Exercise description >>
Copy the full set of lines exactly as given.

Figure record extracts
---------------

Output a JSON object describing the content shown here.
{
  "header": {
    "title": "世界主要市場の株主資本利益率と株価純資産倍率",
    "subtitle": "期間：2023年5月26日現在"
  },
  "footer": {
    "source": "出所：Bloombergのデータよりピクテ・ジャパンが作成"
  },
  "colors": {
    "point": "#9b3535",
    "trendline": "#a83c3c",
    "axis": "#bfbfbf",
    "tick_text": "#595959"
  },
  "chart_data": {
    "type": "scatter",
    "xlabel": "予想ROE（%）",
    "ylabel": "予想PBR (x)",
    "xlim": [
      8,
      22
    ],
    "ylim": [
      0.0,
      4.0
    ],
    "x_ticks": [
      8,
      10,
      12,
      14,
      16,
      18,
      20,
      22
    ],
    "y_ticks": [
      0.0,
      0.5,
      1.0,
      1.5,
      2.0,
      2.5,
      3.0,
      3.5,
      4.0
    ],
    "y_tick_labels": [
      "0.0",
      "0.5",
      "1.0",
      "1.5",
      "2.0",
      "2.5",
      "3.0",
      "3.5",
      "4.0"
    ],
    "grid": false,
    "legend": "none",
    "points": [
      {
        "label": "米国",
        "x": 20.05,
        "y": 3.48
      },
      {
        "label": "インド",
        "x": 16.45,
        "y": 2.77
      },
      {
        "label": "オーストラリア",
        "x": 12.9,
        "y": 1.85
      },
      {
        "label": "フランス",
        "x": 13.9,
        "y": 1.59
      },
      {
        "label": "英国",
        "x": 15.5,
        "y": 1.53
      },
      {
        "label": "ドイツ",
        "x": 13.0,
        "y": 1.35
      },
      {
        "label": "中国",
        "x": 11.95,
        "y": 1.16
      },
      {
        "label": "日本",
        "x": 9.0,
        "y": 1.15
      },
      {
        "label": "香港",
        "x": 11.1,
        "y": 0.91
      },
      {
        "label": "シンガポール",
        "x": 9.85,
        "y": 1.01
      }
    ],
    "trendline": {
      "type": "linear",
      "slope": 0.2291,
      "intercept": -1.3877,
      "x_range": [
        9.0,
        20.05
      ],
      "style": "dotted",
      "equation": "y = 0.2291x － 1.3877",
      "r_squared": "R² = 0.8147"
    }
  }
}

---------------

Full answer >>
Output a JSON object describing the content shown here.
{
  "header": {
    "title": "世界主要市場の株主資本利益率と株価純資産倍率",
    "subtitle": "期間：2023年5月26日現在"
  },
  "footer": {
    "source": "出所：Bloombergのデータよりピクテ・ジャパンが作成"
  },
  "colors": {
    "point": "#9b3535",
    "trendline": "#a83c3c",
    "axis": "#bfbfbf",
    "tick_text": "#595959"
  },
  "chart_data": {
    "type": "scatter",
    "xlabel": "予想ROE（%）",
    "ylabel": "予想PBR (x)",
    "xlim": [
      8,
      22
    ],
    "ylim": [
      0.0,
      4.0
    ],
    "x_ticks": [
      8,
      10,
      12,
      14,
      16,
      18,
      20,
      22
    ],
    "y_ticks": [
      0.0,
      0.5,
      1.0,
      1.5,
      2.0,
      2.5,
      3.0,
      3.5,
      4.0
    ],
    "y_tick_labels": [
      "0.0",
      "0.5",
      "1.0",
      "1.5",
      "2.0",
      "2.5",
      "3.0",
      "3.5",
      "4.0"
    ],
    "grid": false,
    "legend": "none",
    "points": [
      {
        "label": "米国",
        "x": 20.05,
        "y": 3.48
      },
      {
        "label": "インド",
        "x": 16.45,
        "y": 2.77
      },
      {
        "label": "オーストラリア",
        "x": 12.9,
        "y": 1.85
      },
      {
        "label": "フランス",
        "x": 13.9,
        "y": 1.59
      },
      {
        "label": "英国",
        "x": 15.5,
        "y": 1.53
      },
      {
        "label": "ドイツ",
        "x": 13.0,
        "y": 1.35
      },
      {
        "label": "中国",
        "x": 11.95,
        "y": 1.16
      },
      {
        "label": "日本",
        "x": 9.0,
        "y": 1.15
      },
      {
        "label": "香港",
        "x": 11.1,
        "y": 0.91
      },
      {
        "label": "シンガポール",
        "x": 9.85,
        "y": 1.01
      }
    ],
    "trendline": {
      "type": "linear",
      "slope": 0.2291,
      "intercept": -1.3877,
      "x_range": [
        9.0,
        20.05
      ],
      "style": "dotted",
      "equation": "y = 0.2291x － 1.3877",
      "r_squared": "R² = 0.8147"
    }
  }
}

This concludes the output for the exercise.